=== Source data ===
[start]
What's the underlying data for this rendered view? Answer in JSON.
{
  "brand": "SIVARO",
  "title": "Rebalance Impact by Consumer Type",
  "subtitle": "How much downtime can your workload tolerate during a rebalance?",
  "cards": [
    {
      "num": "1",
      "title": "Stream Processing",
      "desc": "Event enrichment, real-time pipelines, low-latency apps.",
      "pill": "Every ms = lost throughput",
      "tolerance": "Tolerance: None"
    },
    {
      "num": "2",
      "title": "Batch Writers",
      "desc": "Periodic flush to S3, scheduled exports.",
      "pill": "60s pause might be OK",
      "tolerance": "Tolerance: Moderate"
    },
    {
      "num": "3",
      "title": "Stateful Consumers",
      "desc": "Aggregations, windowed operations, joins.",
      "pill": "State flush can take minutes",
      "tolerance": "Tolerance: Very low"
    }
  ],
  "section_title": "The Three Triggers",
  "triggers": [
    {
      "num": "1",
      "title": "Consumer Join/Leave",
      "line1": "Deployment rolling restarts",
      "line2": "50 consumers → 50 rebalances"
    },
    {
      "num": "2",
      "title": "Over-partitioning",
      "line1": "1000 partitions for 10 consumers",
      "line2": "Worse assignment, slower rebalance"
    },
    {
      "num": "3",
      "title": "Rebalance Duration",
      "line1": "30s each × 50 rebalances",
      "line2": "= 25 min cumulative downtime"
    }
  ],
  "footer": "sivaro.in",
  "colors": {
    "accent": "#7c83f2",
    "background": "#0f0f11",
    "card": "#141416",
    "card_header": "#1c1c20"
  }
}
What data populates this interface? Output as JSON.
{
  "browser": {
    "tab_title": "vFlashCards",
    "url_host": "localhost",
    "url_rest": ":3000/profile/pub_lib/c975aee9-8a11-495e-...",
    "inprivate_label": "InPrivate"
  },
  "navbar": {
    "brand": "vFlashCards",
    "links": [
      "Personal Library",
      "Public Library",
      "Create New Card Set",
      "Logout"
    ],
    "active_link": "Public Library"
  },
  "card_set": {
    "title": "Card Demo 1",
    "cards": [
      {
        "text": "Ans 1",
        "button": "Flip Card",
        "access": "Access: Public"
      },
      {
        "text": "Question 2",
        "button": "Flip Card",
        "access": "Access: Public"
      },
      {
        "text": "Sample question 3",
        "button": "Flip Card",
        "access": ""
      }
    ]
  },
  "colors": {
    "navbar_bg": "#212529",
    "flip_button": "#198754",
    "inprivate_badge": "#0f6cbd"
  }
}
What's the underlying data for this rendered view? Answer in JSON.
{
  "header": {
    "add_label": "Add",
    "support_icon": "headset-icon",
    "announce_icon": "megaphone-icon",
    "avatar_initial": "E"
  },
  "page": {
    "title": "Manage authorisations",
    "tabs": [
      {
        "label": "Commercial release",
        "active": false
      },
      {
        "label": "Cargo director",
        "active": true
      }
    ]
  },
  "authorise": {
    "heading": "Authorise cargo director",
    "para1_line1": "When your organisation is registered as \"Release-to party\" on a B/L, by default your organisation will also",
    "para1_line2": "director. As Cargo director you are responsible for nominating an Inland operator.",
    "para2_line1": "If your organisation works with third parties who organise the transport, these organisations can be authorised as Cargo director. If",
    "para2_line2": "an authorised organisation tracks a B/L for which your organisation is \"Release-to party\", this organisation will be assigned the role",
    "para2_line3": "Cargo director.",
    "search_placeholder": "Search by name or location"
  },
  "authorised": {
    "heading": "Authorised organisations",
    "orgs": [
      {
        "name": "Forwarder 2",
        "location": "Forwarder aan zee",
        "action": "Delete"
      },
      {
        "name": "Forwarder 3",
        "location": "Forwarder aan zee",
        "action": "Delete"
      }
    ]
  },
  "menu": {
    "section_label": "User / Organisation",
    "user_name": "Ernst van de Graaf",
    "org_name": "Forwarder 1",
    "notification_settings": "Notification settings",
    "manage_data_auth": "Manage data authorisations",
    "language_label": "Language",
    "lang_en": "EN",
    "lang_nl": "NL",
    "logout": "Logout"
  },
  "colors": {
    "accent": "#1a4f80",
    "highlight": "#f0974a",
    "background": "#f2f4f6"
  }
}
[end]
=== What you need to do ===
Set down the material above again, word for word.

=== Response ===
What's the underlying data for this rendered view? Answer in JSON.
{
  "brand": "SIVARO",
  "title": "Rebalance Impact by Consumer Type",
  "subtitle": "How much downtime can your workload tolerate during a rebalance?",
  "cards": [
    {
      "num": "1",
      "title": "Stream Processing",
      "desc": "Event enrichment, real-time pipelines, low-latency apps.",
      "pill": "Every ms = lost throughput",
      "tolerance": "Tolerance: None"
    },
    {
      "num": "2",
      "title": "Batch Writers",
      "desc": "Periodic flush to S3, scheduled exports.",
      "pill": "60s pause might be OK",
      "tolerance": "Tolerance: Moderate"
    },
    {
      "num": "3",
      "title": "Stateful Consumers",
      "desc": "Aggregations, windowed operations, joins.",
      "pill": "State flush can take minutes",
      "tolerance": "Tolerance: Very low"
    }
  ],
  "section_title": "The Three Triggers",
  "triggers": [
    {
      "num": "1",
      "title": "Consumer Join/Leave",
      "line1": "Deployment rolling restarts",
      "line2": "50 consumers → 50 rebalances"
    },
    {
      "num": "2",
      "title": "Over-partitioning",
      "line1": "1000 partitions for 10 consumers",
      "line2": "Worse assignment, slower rebalance"
    },
    {
      "num": "3",
      "title": "Rebalance Duration",
      "line1": "30s each × 50 rebalances",
      "line2": "= 25 min cumulative downtime"
    }
  ],
  "footer": "sivaro.in",
  "colors": {
    "accent": "#7c83f2",
    "background": "#0f0f11",
    "card": "#141416",
    "card_header": "#1c1c20"
  }
}
What data populates this interface? Output as JSON.
{
  "browser": {
    "tab_title": "vFlashCards",
    "url_host": "localhost",
    "url_rest": ":3000/profile/pub_lib/c975aee9-8a11-495e-...",
    "inprivate_label": "InPrivate"
  },
  "navbar": {
    "brand": "vFlashCards",
    "links": [
      "Personal Library",
      "Public Library",
      "Create New Card Set",
      "Logout"
    ],
    "active_link": "Public Library"
  },
  "card_set": {
    "title": "Card Demo 1",
    "cards": [
      {
        "text": "Ans 1",
        "button": "Flip Card",
        "access": "Access: Public"
      },
      {
        "text": "Question 2",
        "button": "Flip Card",
        "access": "Access: Public"
      },
      {
        "text": "Sample question 3",
        "button": "Flip Card",
        "access": ""
      }
    ]
  },
  "colors": {
    "navbar_bg": "#212529",
    "flip_button": "#198754",
    "inprivate_badge": "#0f6cbd"
  }
}
What's the underlying data for this rendered view? Answer in JSON.
{
  "header": {
    "add_label": "Add",
    "support_icon": "headset-icon",
    "announce_icon": "megaphone-icon",
    "avatar_initial": "E"
  },
  "page": {
    "title": "Manage authorisations",
    "tabs": [
      {
        "label": "Commercial release",
        "active": false
      },
      {
        "label": "Cargo director",
        "active": true
      }
    ]
  },
  "authorise": {
    "heading": "Authorise cargo director",
    "para1_line1": "When your organisation is registered as \"Release-to party\" on a B/L, by default your organisation will also",
    "para1_line2": "director. As Cargo director you are responsible for nominating an Inland operator.",
    "para2_line1": "If your organisation works with third parties who organise the transport, these organisations can be authorised as Cargo director. If",
    "para2_line2": "an authorised organisation tracks a B/L for which your organisation is \"Release-to party\", this organisation will be assigned the role",
    "para2_line3": "Cargo director.",
    "search_placeholder": "Search by name or location"
  },
  "authorised": {
    "heading": "Authorised organisations",
    "orgs": [
      {
        "name": "Forwarder 2",
        "location": "Forwarder aan zee",
        "action": "Delete"
      },
      {
        "name": "Forwarder 3",
        "location": "Forwarder aan zee",
        "action": "Delete"
      }
    ]
  },
  "menu": {
    "section_label": "User / Organisation",
    "user_name": "Ernst van de Graaf",
    "org_name": "Forwarder 1",
    "notification_settings": "Notification settings",
    "manage_data_auth": "Manage data authorisations",
    "language_label": "Language",
    "lang_en": "EN",
    "lang_nl": "NL",
    "logout": "Logout"
  },
  "colors": {
    "accent": "#1a4f80",
    "highlight": "#f0974a",
    "background": "#f2f4f6"
  }
}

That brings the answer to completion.